(Part of a data file)
## START
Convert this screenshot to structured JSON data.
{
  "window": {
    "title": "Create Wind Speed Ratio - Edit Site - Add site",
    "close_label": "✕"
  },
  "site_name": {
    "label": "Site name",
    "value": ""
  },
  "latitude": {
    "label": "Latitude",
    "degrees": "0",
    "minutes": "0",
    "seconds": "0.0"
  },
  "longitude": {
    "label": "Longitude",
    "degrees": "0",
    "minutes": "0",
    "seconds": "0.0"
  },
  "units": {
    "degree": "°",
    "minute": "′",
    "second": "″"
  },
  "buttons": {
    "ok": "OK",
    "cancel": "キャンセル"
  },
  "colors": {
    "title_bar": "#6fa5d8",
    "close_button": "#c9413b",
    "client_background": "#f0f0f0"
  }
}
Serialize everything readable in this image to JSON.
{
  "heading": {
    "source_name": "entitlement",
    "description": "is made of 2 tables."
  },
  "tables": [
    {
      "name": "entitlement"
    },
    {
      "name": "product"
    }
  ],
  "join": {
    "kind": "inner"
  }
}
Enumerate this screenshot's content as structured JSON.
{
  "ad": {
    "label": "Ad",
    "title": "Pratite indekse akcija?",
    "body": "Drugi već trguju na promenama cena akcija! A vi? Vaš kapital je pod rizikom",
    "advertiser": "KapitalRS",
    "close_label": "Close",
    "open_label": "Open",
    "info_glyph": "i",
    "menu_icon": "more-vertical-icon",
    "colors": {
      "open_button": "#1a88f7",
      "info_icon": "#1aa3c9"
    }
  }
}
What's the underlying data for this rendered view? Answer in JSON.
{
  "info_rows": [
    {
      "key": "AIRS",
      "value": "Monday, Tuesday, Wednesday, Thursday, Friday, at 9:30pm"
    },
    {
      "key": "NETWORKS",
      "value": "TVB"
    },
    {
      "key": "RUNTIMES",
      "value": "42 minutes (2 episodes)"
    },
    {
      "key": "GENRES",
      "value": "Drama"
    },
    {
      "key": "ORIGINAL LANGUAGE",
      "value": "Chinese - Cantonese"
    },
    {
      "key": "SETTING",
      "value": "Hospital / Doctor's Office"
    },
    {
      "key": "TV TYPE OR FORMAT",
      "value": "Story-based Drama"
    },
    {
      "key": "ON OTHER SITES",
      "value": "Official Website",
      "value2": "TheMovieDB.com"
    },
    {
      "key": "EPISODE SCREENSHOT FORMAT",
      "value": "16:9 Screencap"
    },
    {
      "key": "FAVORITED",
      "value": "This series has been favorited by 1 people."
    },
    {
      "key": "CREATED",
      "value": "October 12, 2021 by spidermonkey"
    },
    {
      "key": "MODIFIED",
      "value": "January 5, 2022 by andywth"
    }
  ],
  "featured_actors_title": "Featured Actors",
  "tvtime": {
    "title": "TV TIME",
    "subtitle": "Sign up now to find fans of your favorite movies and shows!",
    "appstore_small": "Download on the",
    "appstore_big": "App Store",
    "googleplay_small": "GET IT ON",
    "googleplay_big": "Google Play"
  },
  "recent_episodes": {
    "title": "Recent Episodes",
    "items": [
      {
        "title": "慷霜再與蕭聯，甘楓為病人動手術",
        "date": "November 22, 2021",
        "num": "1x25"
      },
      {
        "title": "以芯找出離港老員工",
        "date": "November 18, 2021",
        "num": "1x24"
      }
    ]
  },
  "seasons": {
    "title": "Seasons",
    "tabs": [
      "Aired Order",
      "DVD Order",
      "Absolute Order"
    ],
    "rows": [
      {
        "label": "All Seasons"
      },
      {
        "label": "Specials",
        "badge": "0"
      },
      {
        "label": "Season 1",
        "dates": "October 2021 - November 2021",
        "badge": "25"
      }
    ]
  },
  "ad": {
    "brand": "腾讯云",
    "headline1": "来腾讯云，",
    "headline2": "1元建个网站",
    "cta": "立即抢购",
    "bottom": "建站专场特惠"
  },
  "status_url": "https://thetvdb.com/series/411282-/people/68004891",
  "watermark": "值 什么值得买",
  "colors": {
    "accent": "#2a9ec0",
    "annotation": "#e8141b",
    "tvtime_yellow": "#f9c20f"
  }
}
## END
Repeat each record in full; every line must match exactly.

Convert this screenshot to structured JSON data.
{
  "window": {
    "title": "Create Wind Speed Ratio - Edit Site - Add site",
    "close_label": "✕"
  },
  "site_name": {
    "label": "Site name",
    "value": ""
  },
  "latitude": {
    "label": "Latitude",
    "degrees": "0",
    "minutes": "0",
    "seconds": "0.0"
  },
  "longitude": {
    "label": "Longitude",
    "degrees": "0",
    "minutes": "0",
    "seconds": "0.0"
  },
  "units": {
    "degree": "°",
    "minute": "′",
    "second": "″"
  },
  "buttons": {
    "ok": "OK",
    "cancel": "キャンセル"
  },
  "colors": {
    "title_bar": "#6fa5d8",
    "close_button": "#c9413b",
    "client_background": "#f0f0f0"
  }
}
Serialize everything readable in this image to JSON.
{
  "heading": {
    "source_name": "entitlement",
    "description": "is made of 2 tables."
  },
  "tables": [
    {
      "name": "entitlement"
    },
    {
      "name": "product"
    }
  ],
  "join": {
    "kind": "inner"
  }
}
Enumerate this screenshot's content as structured JSON.
{
  "ad": {
    "label": "Ad",
    "title": "Pratite indekse akcija?",
    "body": "Drugi već trguju na promenama cena akcija! A vi? Vaš kapital je pod rizikom",
    "advertiser": "KapitalRS",
    "close_label": "Close",
    "open_label": "Open",
    "info_glyph": "i",
    "menu_icon": "more-vertical-icon",
    "colors": {
      "open_button": "#1a88f7",
      "info_icon": "#1aa3c9"
    }
  }
}
What's the underlying data for this rendered view? Answer in JSON.
{
  "info_rows": [
    {
      "key": "AIRS",
      "value": "Monday, Tuesday, Wednesday, Thursday, Friday, at 9:30pm"
    },
    {
      "key": "NETWORKS",
      "value": "TVB"
    },
    {
      "key": "RUNTIMES",
      "value": "42 minutes (2 episodes)"
    },
    {
      "key": "GENRES",
      "value": "Drama"
    },
    {
      "key": "ORIGINAL LANGUAGE",
      "value": "Chinese - Cantonese"
    },
    {
      "key": "SETTING",
      "value": "Hospital / Doctor's Office"
    },
    {
      "key": "TV TYPE OR FORMAT",
      "value": "Story-based Drama"
    },
    {
      "key": "ON OTHER SITES",
      "value": "Official Website",
      "value2": "TheMovieDB.com"
    },
    {
      "key": "EPISODE SCREENSHOT FORMAT",
      "value": "16:9 Screencap"
    },
    {
      "key": "FAVORITED",
      "value": "This series has been favorited by 1 people."
    },
    {
      "key": "CREATED",
      "value": "October 12, 2021 by spidermonkey"
    },
    {
      "key": "MODIFIED",
      "value": "January 5, 2022 by andywth"
    }
  ],
  "featured_actors_title": "Featured Actors",
  "tvtime": {
    "title": "TV TIME",
    "subtitle": "Sign up now to find fans of your favorite movies and shows!",
    "appstore_small": "Download on the",
    "appstore_big": "App Store",
    "googleplay_small": "GET IT ON",
    "googleplay_big": "Google Play"
  },
  "recent_episodes": {
    "title": "Recent Episodes",
    "items": [
      {
        "title": "慷霜再與蕭聯，甘楓為病人動手術",
        "date": "November 22, 2021",
        "num": "1x25"
      },
      {
        "title": "以芯找出離港老員工",
        "date": "November 18, 2021",
        "num": "1x24"
      }
    ]
  },
  "seasons": {
    "title": "Seasons",
    "tabs": [
      "Aired Order",
      "DVD Order",
      "Absolute Order"
    ],
    "rows": [
      {
        "label": "All Seasons"
      },
      {
        "label": "Specials",
        "badge": "0"
      },
      {
        "label": "Season 1",
        "dates": "October 2021 - November 2021",
        "badge": "25"
      }
    ]
  },
  "ad": {
    "brand": "腾讯云",
    "headline1": "来腾讯云，",
    "headline2": "1元建个网站",
    "cta": "立即抢购",
    "bottom": "建站专场特惠"
  },
  "status_url": "https://thetvdb.com/series/411282-/people/68004891",
  "watermark": "值 什么值得买",
  "colors": {
    "accent": "#2a9ec0",
    "annotation": "#e8141b",
    "tvtime_yellow": "#f9c20f"
  }
}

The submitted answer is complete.